(Excerpt from a dataset)
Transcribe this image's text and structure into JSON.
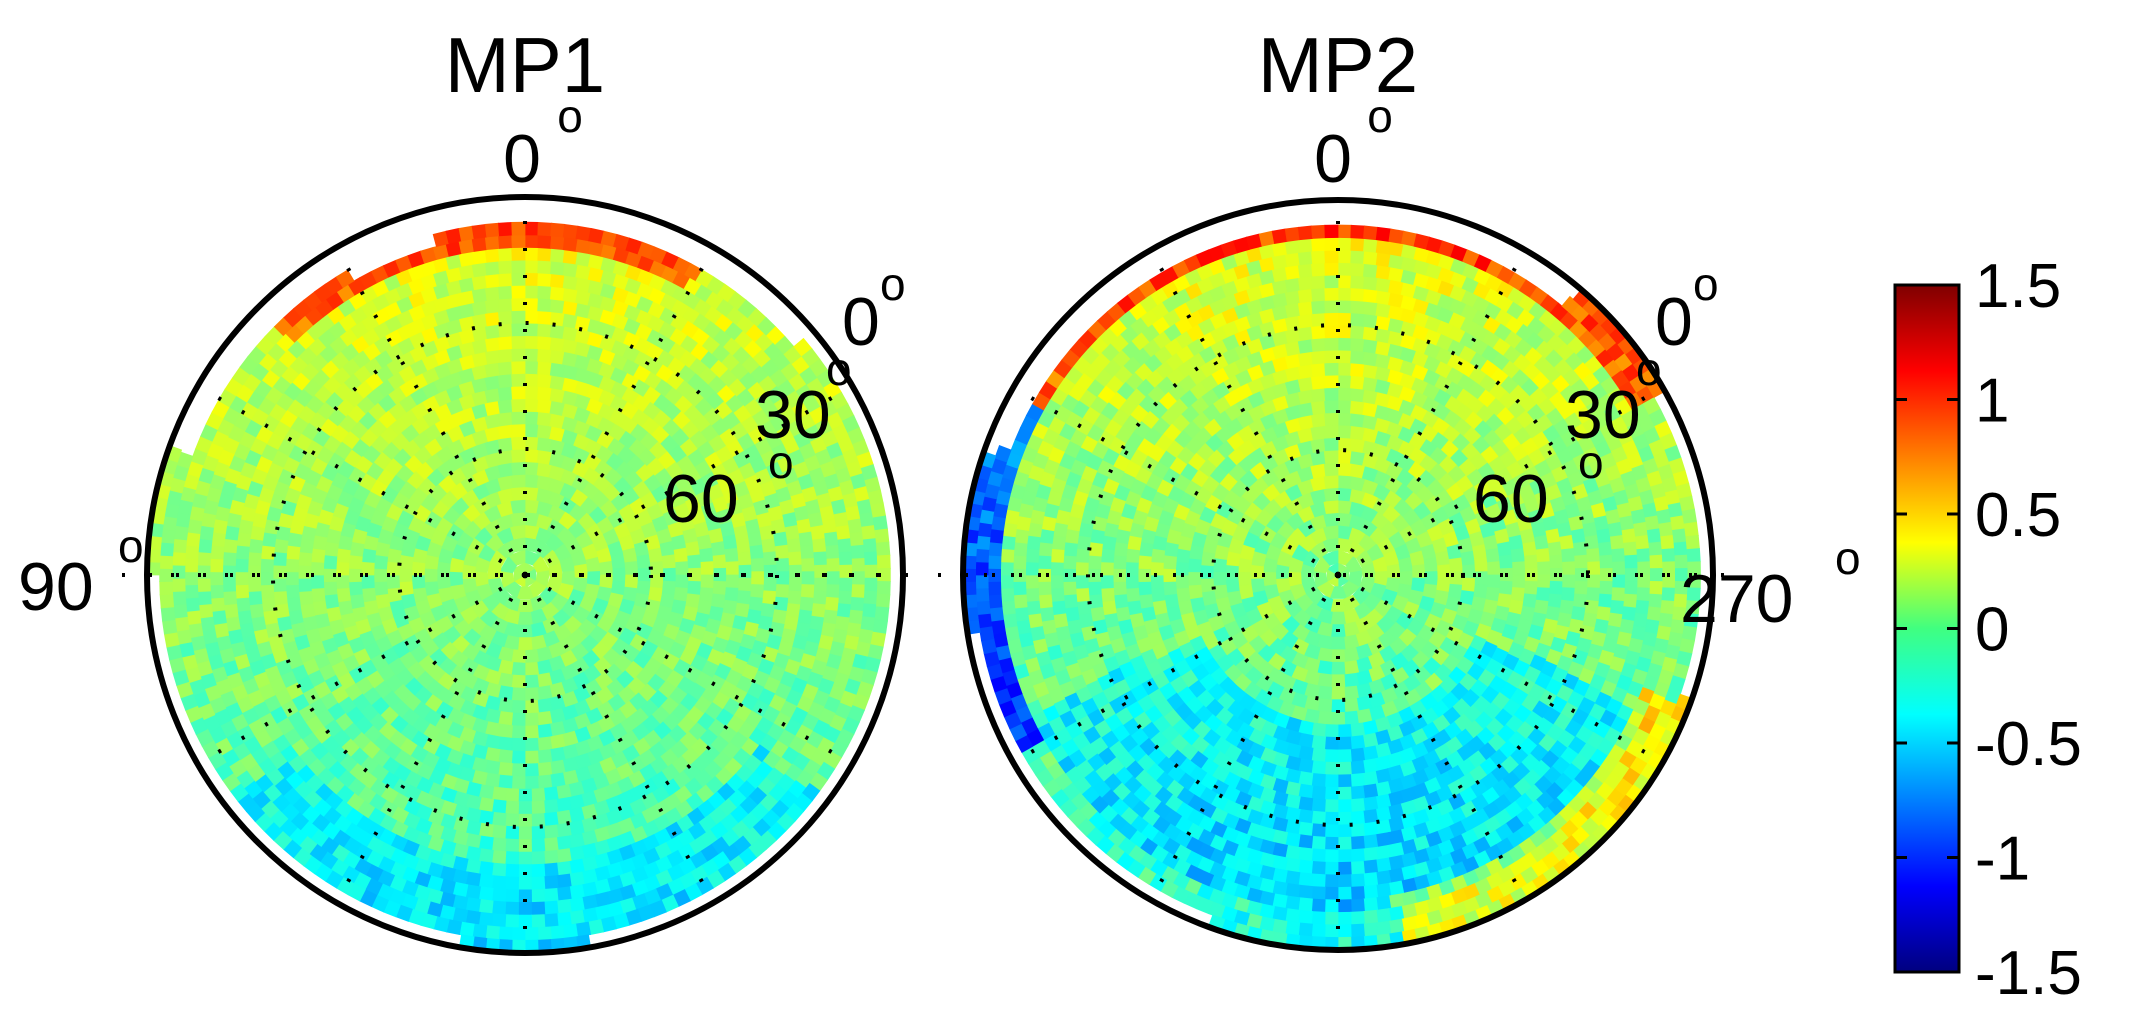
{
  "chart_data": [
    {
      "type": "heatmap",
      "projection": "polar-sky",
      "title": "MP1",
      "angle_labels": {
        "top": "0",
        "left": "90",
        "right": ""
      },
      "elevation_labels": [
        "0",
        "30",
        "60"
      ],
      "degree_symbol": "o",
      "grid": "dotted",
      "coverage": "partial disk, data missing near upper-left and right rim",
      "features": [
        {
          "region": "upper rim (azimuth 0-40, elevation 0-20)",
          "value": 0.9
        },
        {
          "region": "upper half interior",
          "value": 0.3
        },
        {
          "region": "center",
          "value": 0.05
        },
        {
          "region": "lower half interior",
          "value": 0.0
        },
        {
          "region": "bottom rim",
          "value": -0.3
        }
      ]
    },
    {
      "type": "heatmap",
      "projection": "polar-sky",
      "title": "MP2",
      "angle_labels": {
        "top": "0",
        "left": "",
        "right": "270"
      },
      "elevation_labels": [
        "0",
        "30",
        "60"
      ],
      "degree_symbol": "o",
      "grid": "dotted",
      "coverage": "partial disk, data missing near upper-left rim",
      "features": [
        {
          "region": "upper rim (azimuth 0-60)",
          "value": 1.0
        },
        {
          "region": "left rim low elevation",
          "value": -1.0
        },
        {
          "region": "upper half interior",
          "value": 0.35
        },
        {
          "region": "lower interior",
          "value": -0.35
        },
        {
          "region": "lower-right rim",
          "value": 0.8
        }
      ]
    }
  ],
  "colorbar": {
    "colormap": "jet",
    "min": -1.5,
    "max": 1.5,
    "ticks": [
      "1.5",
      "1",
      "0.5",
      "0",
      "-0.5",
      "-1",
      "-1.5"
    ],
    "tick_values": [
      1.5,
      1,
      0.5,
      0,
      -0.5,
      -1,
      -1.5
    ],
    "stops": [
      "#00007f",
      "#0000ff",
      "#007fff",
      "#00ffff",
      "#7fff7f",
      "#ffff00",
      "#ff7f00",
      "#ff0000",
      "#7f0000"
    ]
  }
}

◆ **Requirements**
Repeat each record exactly as shown above, dropping all images.

◆ **Finished task**
Transcribe this image's text and structure into JSON.
{
  "chart_data": [
    {
      "type": "heatmap",
      "projection": "polar-sky",
      "title": "MP1",
      "angle_labels": {
        "top": "0",
        "left": "90",
        "right": ""
      },
      "elevation_labels": [
        "0",
        "30",
        "60"
      ],
      "degree_symbol": "o",
      "grid": "dotted",
      "coverage": "partial disk, data missing near upper-left and right rim",
      "features": [
        {
          "region": "upper rim (azimuth 0-40, elevation 0-20)",
          "value": 0.9
        },
        {
          "region": "upper half interior",
          "value": 0.3
        },
        {
          "region": "center",
          "value": 0.05
        },
        {
          "region": "lower half interior",
          "value": 0.0
        },
        {
          "region": "bottom rim",
          "value": -0.3
        }
      ]
    },
    {
      "type": "heatmap",
      "projection": "polar-sky",
      "title": "MP2",
      "angle_labels": {
        "top": "0",
        "left": "",
        "right": "270"
      },
      "elevation_labels": [
        "0",
        "30",
        "60"
      ],
      "degree_symbol": "o",
      "grid": "dotted",
      "coverage": "partial disk, data missing near upper-left rim",
      "features": [
        {
          "region": "upper rim (azimuth 0-60)",
          "value": 1.0
        },
        {
          "region": "left rim low elevation",
          "value": -1.0
        },
        {
          "region": "upper half interior",
          "value": 0.35
        },
        {
          "region": "lower interior",
          "value": -0.35
        },
        {
          "region": "lower-right rim",
          "value": 0.8
        }
      ]
    }
  ],
  "colorbar": {
    "colormap": "jet",
    "min": -1.5,
    "max": 1.5,
    "ticks": [
      "1.5",
      "1",
      "0.5",
      "0",
      "-0.5",
      "-1",
      "-1.5"
    ],
    "tick_values": [
      1.5,
      1,
      0.5,
      0,
      -0.5,
      -1,
      -1.5
    ],
    "stops": [
      "#00007f",
      "#0000ff",
      "#007fff",
      "#00ffff",
      "#7fff7f",
      "#ffff00",
      "#ff7f00",
      "#ff0000",
      "#7f0000"
    ]
  }
}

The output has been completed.